__Collected data entries__.
<<<<

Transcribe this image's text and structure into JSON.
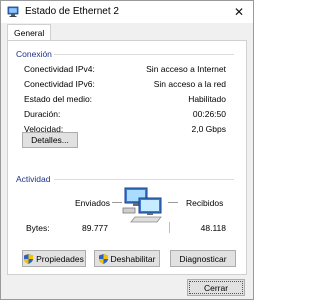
{
  "window": {
    "title": "Estado de Ethernet 2"
  },
  "tabs": [
    {
      "label": "General"
    }
  ],
  "connection": {
    "title": "Conexión",
    "rows": [
      {
        "label": "Conectividad IPv4:",
        "value": "Sin acceso a Internet"
      },
      {
        "label": "Conectividad IPv6:",
        "value": "Sin acceso a la red"
      },
      {
        "label": "Estado del medio:",
        "value": "Habilitado"
      },
      {
        "label": "Duración:",
        "value": "00:26:50"
      },
      {
        "label": "Velocidad:",
        "value": "2,0 Gbps"
      }
    ],
    "details_button": "Detalles..."
  },
  "activity": {
    "title": "Actividad",
    "sent_label": "Enviados",
    "received_label": "Recibidos",
    "bytes_label": "Bytes:",
    "bytes_sent": "89.777",
    "bytes_received": "48.118"
  },
  "actions": {
    "properties": "Propiedades",
    "disable": "Deshabilitar",
    "diagnose": "Diagnosticar"
  },
  "footer": {
    "close": "Cerrar"
  },
  "colors": {
    "group_title": "#1e3287",
    "button_bg": "#e1e1e1",
    "window_bg": "#f0f0f0"
  }
}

>>>>

__Goal__. Give back each entry exactly as it appears, with no pictures.

__Response__.
Transcribe this image's text and structure into JSON.
{
  "window": {
    "title": "Estado de Ethernet 2"
  },
  "tabs": [
    {
      "label": "General"
    }
  ],
  "connection": {
    "title": "Conexión",
    "rows": [
      {
        "label": "Conectividad IPv4:",
        "value": "Sin acceso a Internet"
      },
      {
        "label": "Conectividad IPv6:",
        "value": "Sin acceso a la red"
      },
      {
        "label": "Estado del medio:",
        "value": "Habilitado"
      },
      {
        "label": "Duración:",
        "value": "00:26:50"
      },
      {
        "label": "Velocidad:",
        "value": "2,0 Gbps"
      }
    ],
    "details_button": "Detalles..."
  },
  "activity": {
    "title": "Actividad",
    "sent_label": "Enviados",
    "received_label": "Recibidos",
    "bytes_label": "Bytes:",
    "bytes_sent": "89.777",
    "bytes_received": "48.118"
  },
  "actions": {
    "properties": "Propiedades",
    "disable": "Deshabilitar",
    "diagnose": "Diagnosticar"
  },
  "footer": {
    "close": "Cerrar"
  },
  "colors": {
    "group_title": "#1e3287",
    "button_bg": "#e1e1e1",
    "window_bg": "#f0f0f0"
  }
}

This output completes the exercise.